*Goal*
Reproduce the records below exactly as they appear.

[START OF Supplied entries]

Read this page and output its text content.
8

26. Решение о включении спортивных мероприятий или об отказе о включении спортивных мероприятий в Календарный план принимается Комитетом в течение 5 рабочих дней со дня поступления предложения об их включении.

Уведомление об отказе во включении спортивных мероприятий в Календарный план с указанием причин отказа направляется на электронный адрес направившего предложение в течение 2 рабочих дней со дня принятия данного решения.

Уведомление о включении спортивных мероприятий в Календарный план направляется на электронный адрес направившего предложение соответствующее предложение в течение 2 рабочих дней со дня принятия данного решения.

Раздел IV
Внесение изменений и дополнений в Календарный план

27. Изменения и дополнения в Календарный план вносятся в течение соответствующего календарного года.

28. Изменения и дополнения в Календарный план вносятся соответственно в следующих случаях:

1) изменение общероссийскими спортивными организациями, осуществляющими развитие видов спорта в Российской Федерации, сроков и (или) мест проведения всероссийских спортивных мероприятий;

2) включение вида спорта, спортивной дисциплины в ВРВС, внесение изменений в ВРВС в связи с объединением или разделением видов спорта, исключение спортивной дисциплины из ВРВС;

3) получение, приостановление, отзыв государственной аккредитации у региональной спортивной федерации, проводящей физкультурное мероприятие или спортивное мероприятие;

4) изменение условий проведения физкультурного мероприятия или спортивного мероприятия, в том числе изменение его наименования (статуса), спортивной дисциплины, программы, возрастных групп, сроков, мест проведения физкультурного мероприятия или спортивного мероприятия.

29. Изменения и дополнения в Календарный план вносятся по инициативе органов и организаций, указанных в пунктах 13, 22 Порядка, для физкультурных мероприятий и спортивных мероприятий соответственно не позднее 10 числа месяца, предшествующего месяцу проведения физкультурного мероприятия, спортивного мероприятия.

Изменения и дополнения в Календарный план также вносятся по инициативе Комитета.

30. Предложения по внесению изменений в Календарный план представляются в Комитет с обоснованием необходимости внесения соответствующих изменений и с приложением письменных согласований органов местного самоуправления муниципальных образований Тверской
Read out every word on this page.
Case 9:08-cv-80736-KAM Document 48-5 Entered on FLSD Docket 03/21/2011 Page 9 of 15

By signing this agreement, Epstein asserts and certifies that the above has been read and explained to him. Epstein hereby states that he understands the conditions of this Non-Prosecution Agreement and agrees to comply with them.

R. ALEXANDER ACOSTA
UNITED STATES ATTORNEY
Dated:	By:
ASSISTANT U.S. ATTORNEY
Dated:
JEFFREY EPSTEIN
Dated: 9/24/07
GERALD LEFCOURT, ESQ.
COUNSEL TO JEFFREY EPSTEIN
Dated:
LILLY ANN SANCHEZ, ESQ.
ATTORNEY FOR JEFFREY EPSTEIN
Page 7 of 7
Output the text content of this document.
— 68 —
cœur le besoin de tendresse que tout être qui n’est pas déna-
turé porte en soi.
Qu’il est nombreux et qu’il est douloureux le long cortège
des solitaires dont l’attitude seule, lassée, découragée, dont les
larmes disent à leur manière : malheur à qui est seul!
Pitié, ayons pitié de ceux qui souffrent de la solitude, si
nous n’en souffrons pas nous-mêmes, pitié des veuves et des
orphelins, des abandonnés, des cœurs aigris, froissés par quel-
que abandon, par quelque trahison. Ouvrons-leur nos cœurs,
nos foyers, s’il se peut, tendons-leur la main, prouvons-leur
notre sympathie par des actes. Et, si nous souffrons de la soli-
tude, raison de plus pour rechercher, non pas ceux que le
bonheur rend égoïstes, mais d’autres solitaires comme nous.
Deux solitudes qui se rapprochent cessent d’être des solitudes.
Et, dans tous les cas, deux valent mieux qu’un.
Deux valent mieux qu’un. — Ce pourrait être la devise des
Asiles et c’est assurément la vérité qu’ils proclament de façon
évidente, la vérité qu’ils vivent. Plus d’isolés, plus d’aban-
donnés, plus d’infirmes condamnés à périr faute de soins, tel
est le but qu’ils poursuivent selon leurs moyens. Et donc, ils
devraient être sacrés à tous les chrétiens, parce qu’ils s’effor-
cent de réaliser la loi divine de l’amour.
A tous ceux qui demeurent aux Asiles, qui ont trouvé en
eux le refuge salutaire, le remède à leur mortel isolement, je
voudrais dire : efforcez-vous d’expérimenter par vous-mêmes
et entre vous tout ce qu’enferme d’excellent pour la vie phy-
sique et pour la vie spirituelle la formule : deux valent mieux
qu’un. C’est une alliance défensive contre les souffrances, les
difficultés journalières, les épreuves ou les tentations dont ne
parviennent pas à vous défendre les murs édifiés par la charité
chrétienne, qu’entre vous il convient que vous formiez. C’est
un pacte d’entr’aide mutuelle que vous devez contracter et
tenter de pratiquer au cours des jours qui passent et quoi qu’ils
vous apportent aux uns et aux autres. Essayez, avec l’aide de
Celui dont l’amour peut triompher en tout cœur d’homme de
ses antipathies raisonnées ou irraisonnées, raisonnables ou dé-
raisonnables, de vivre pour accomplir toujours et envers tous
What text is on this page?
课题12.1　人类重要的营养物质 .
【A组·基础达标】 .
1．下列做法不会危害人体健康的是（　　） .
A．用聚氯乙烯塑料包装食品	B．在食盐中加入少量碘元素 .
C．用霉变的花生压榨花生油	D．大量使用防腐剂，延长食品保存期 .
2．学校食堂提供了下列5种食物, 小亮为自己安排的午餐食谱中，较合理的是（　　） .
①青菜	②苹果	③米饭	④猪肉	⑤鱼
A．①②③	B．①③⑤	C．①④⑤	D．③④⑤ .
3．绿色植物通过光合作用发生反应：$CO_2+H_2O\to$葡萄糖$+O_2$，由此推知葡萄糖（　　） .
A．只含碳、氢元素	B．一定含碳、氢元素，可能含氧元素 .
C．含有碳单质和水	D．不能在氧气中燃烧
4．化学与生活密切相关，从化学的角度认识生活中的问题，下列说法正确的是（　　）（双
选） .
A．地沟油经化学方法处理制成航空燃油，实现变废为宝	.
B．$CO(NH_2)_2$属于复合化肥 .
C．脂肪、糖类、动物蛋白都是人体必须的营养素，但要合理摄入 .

[END OF Supplied entries]

*The reply*
Read this page and output its text content.
8

26. Решение о включении спортивных мероприятий или об отказе о включении спортивных мероприятий в Календарный план принимается Комитетом в течение 5 рабочих дней со дня поступления предложения об их включении.

Уведомление об отказе во включении спортивных мероприятий в Календарный план с указанием причин отказа направляется на электронный адрес направившего предложение в течение 2 рабочих дней со дня принятия данного решения.

Уведомление о включении спортивных мероприятий в Календарный план направляется на электронный адрес направившего предложение соответствующее предложение в течение 2 рабочих дней со дня принятия данного решения.

Раздел IV
Внесение изменений и дополнений в Календарный план

27. Изменения и дополнения в Календарный план вносятся в течение соответствующего календарного года.

28. Изменения и дополнения в Календарный план вносятся соответственно в следующих случаях:

1) изменение общероссийскими спортивными организациями, осуществляющими развитие видов спорта в Российской Федерации, сроков и (или) мест проведения всероссийских спортивных мероприятий;

2) включение вида спорта, спортивной дисциплины в ВРВС, внесение изменений в ВРВС в связи с объединением или разделением видов спорта, исключение спортивной дисциплины из ВРВС;

3) получение, приостановление, отзыв государственной аккредитации у региональной спортивной федерации, проводящей физкультурное мероприятие или спортивное мероприятие;

4) изменение условий проведения физкультурного мероприятия или спортивного мероприятия, в том числе изменение его наименования (статуса), спортивной дисциплины, программы, возрастных групп, сроков, мест проведения физкультурного мероприятия или спортивного мероприятия.

29. Изменения и дополнения в Календарный план вносятся по инициативе органов и организаций, указанных в пунктах 13, 22 Порядка, для физкультурных мероприятий и спортивных мероприятий соответственно не позднее 10 числа месяца, предшествующего месяцу проведения физкультурного мероприятия, спортивного мероприятия.

Изменения и дополнения в Календарный план также вносятся по инициативе Комитета.

30. Предложения по внесению изменений в Календарный план представляются в Комитет с обоснованием необходимости внесения соответствующих изменений и с приложением письменных согласований органов местного самоуправления муниципальных образований Тверской
Read out every word on this page.
Case 9:08-cv-80736-KAM Document 48-5 Entered on FLSD Docket 03/21/2011 Page 9 of 15

By signing this agreement, Epstein asserts and certifies that the above has been read and explained to him. Epstein hereby states that he understands the conditions of this Non-Prosecution Agreement and agrees to comply with them.

R. ALEXANDER ACOSTA
UNITED STATES ATTORNEY
Dated:	By:
ASSISTANT U.S. ATTORNEY
Dated:
JEFFREY EPSTEIN
Dated: 9/24/07
GERALD LEFCOURT, ESQ.
COUNSEL TO JEFFREY EPSTEIN
Dated:
LILLY ANN SANCHEZ, ESQ.
ATTORNEY FOR JEFFREY EPSTEIN
Page 7 of 7
Output the text content of this document.
— 68 —
cœur le besoin de tendresse que tout être qui n’est pas déna-
turé porte en soi.
Qu’il est nombreux et qu’il est douloureux le long cortège
des solitaires dont l’attitude seule, lassée, découragée, dont les
larmes disent à leur manière : malheur à qui est seul!
Pitié, ayons pitié de ceux qui souffrent de la solitude, si
nous n’en souffrons pas nous-mêmes, pitié des veuves et des
orphelins, des abandonnés, des cœurs aigris, froissés par quel-
que abandon, par quelque trahison. Ouvrons-leur nos cœurs,
nos foyers, s’il se peut, tendons-leur la main, prouvons-leur
notre sympathie par des actes. Et, si nous souffrons de la soli-
tude, raison de plus pour rechercher, non pas ceux que le
bonheur rend égoïstes, mais d’autres solitaires comme nous.
Deux solitudes qui se rapprochent cessent d’être des solitudes.
Et, dans tous les cas, deux valent mieux qu’un.
Deux valent mieux qu’un. — Ce pourrait être la devise des
Asiles et c’est assurément la vérité qu’ils proclament de façon
évidente, la vérité qu’ils vivent. Plus d’isolés, plus d’aban-
donnés, plus d’infirmes condamnés à périr faute de soins, tel
est le but qu’ils poursuivent selon leurs moyens. Et donc, ils
devraient être sacrés à tous les chrétiens, parce qu’ils s’effor-
cent de réaliser la loi divine de l’amour.
A tous ceux qui demeurent aux Asiles, qui ont trouvé en
eux le refuge salutaire, le remède à leur mortel isolement, je
voudrais dire : efforcez-vous d’expérimenter par vous-mêmes
et entre vous tout ce qu’enferme d’excellent pour la vie phy-
sique et pour la vie spirituelle la formule : deux valent mieux
qu’un. C’est une alliance défensive contre les souffrances, les
difficultés journalières, les épreuves ou les tentations dont ne
parviennent pas à vous défendre les murs édifiés par la charité
chrétienne, qu’entre vous il convient que vous formiez. C’est
un pacte d’entr’aide mutuelle que vous devez contracter et
tenter de pratiquer au cours des jours qui passent et quoi qu’ils
vous apportent aux uns et aux autres. Essayez, avec l’aide de
Celui dont l’amour peut triompher en tout cœur d’homme de
ses antipathies raisonnées ou irraisonnées, raisonnables ou dé-
raisonnables, de vivre pour accomplir toujours et envers tous
What text is on this page?
课题12.1　人类重要的营养物质 .
【A组·基础达标】 .
1．下列做法不会危害人体健康的是（　　） .
A．用聚氯乙烯塑料包装食品	B．在食盐中加入少量碘元素 .
C．用霉变的花生压榨花生油	D．大量使用防腐剂，延长食品保存期 .
2．学校食堂提供了下列5种食物, 小亮为自己安排的午餐食谱中，较合理的是（　　） .
①青菜	②苹果	③米饭	④猪肉	⑤鱼
A．①②③	B．①③⑤	C．①④⑤	D．③④⑤ .
3．绿色植物通过光合作用发生反应：$CO_2+H_2O\to$葡萄糖$+O_2$，由此推知葡萄糖（　　） .
A．只含碳、氢元素	B．一定含碳、氢元素，可能含氧元素 .
C．含有碳单质和水	D．不能在氧气中燃烧
4．化学与生活密切相关，从化学的角度认识生活中的问题，下列说法正确的是（　　）（双
选） .
A．地沟油经化学方法处理制成航空燃油，实现变废为宝	.
B．$CO(NH_2)_2$属于复合化肥 .
C．脂肪、糖类、动物蛋白都是人体必须的营养素，但要合理摄入 .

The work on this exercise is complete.